■ WHAT IS EXPECTED
Write out the records beneath this line exactly as they appear, minus any images.

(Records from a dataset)
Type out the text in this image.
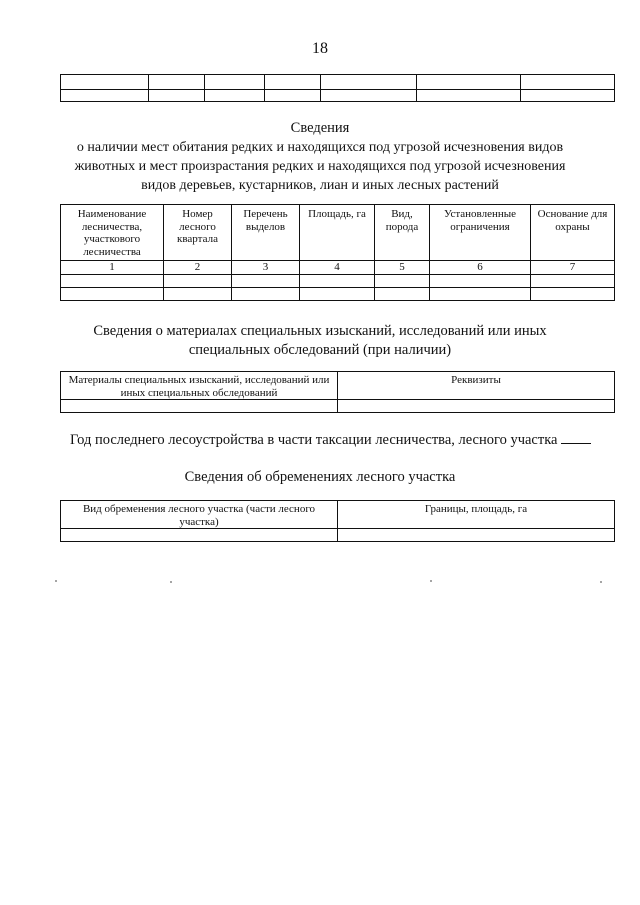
18

Сведения
о наличии мест обитания редких и находящихся под угрозой исчезновения видов
животных и мест произрастания редких и находящихся под угрозой исчезновения
видов деревьев, кустарников, лиан и иных лесных растений
Наименование лесничества, участкового лесничества	Номер лесного квартала	Перечень выделов	Площадь, га	Вид, порода	Установленные ограничения	Основание для охраны
1	2	3	4	5	6	7

Сведения о материалах специальных изысканий, исследований или иных
специальных обследований (при наличии)
Материалы специальных изысканий, исследований или иных специальных обследований	Реквизиты

Год последнего лесоустройства в части таксации лесничества, лесного участка
Сведения об обременениях лесного участка
Вид обременения лесного участка (части лесного участка)	Границы, площадь, га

■ TASK OUTPUT
Type out the text in this image.
18

Сведения
о наличии мест обитания редких и находящихся под угрозой исчезновения видов
животных и мест произрастания редких и находящихся под угрозой исчезновения
видов деревьев, кустарников, лиан и иных лесных растений
Наименование лесничества, участкового лесничества	Номер лесного квартала	Перечень выделов	Площадь, га	Вид, порода	Установленные ограничения	Основание для охраны
1	2	3	4	5	6	7

Сведения о материалах специальных изысканий, исследований или иных
специальных обследований (при наличии)
Материалы специальных изысканий, исследований или иных специальных обследований	Реквизиты

Год последнего лесоустройства в части таксации лесничества, лесного участка
Сведения об обременениях лесного участка
Вид обременения лесного участка (части лесного участка)	Границы, площадь, га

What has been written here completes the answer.